Entries shown:
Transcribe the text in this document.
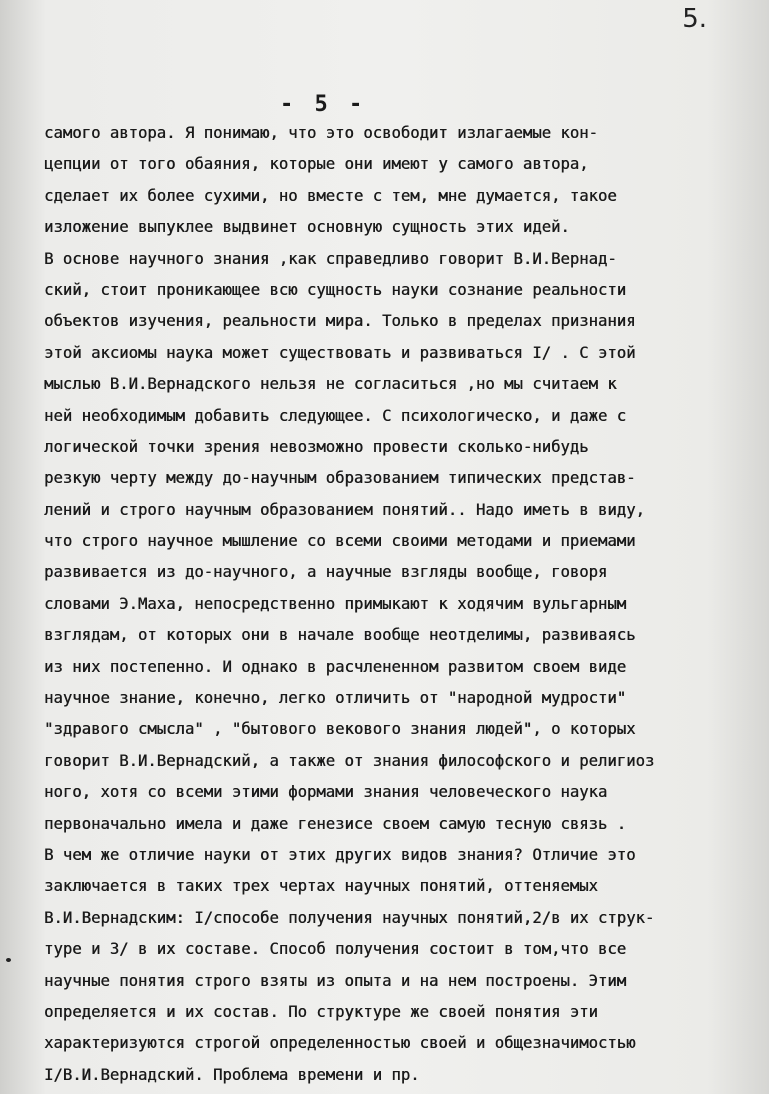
5.
- 5 -
самого автора. Я понимаю, что это освободит излагаемые кон-
цепции от того обаяния, которые они имеют у самого автора,
сделает их более сухими, но вместе с тем, мне думается, такое
изложение выпуклее выдвинет основную сущность этих идей.
В основе научного знания ,как справедливо говорит В.И.Вернад-
ский, стоит проникающее всю сущность науки сознание реальности
объектов изучения, реальности мира. Только в пределах признания
этой аксиомы наука может существовать и развиваться I/ . С этой
мыслью В.И.Вернадского нельзя не согласиться ,но мы считаем к
ней необходимым добавить следующее. С психологическо, и даже с
логической точки зрения невозможно провести сколько-нибудь
резкую черту между до-научным образованием типических представ-
лений и строго научным образованием понятий.. Надо иметь в виду,
что строго научное мышление со всеми своими методами и приемами
развивается из до-научного, а научные взгляды вообще, говоря
словами Э.Маха, непосредственно примыкают к ходячим вульгарным
взглядам, от которых они в начале вообще неотделимы, развиваясь
из них постепенно. И однако в расчлененном развитом своем виде
научное знание, конечно, легко отличить от "народной мудрости"
"здравого смысла" , "бытового векового знания людей", о которых
говорит В.И.Вернадский, а также от знания философского и религиоз
ного, хотя со всеми этими формами знания человеческого наука
первоначально имела и даже генезисе своем самую тесную связь .
В чем же отличие науки от этих других видов знания? Отличие это
заключается в таких трех чертах научных понятий, оттеняемых
В.И.Вернадским: I/способе получения научных понятий,2/в их струк-
туре и 3/ в их составе. Способ получения состоит в том,что все
научные понятия строго взяты из опыта и на нем построены. Этим
определяется и их состав. По структуре же своей понятия эти
характеризуются строгой определенностью своей и общезначимостью
I/В.И.Вернадский. Проблема времени и пр.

Written exercise: Every line is to be duplicated exactly, though pictures stay out.

Task answer:
Transcribe the text in this document.
5.
- 5 -
самого автора. Я понимаю, что это освободит излагаемые кон-
цепции от того обаяния, которые они имеют у самого автора,
сделает их более сухими, но вместе с тем, мне думается, такое
изложение выпуклее выдвинет основную сущность этих идей.
В основе научного знания ,как справедливо говорит В.И.Вернад-
ский, стоит проникающее всю сущность науки сознание реальности
объектов изучения, реальности мира. Только в пределах признания
этой аксиомы наука может существовать и развиваться I/ . С этой
мыслью В.И.Вернадского нельзя не согласиться ,но мы считаем к
ней необходимым добавить следующее. С психологическо, и даже с
логической точки зрения невозможно провести сколько-нибудь
резкую черту между до-научным образованием типических представ-
лений и строго научным образованием понятий.. Надо иметь в виду,
что строго научное мышление со всеми своими методами и приемами
развивается из до-научного, а научные взгляды вообще, говоря
словами Э.Маха, непосредственно примыкают к ходячим вульгарным
взглядам, от которых они в начале вообще неотделимы, развиваясь
из них постепенно. И однако в расчлененном развитом своем виде
научное знание, конечно, легко отличить от "народной мудрости"
"здравого смысла" , "бытового векового знания людей", о которых
говорит В.И.Вернадский, а также от знания философского и религиоз
ного, хотя со всеми этими формами знания человеческого наука
первоначально имела и даже генезисе своем самую тесную связь .
В чем же отличие науки от этих других видов знания? Отличие это
заключается в таких трех чертах научных понятий, оттеняемых
В.И.Вернадским: I/способе получения научных понятий,2/в их струк-
туре и 3/ в их составе. Способ получения состоит в том,что все
научные понятия строго взяты из опыта и на нем построены. Этим
определяется и их состав. По структуре же своей понятия эти
характеризуются строгой определенностью своей и общезначимостью
I/В.И.Вернадский. Проблема времени и пр.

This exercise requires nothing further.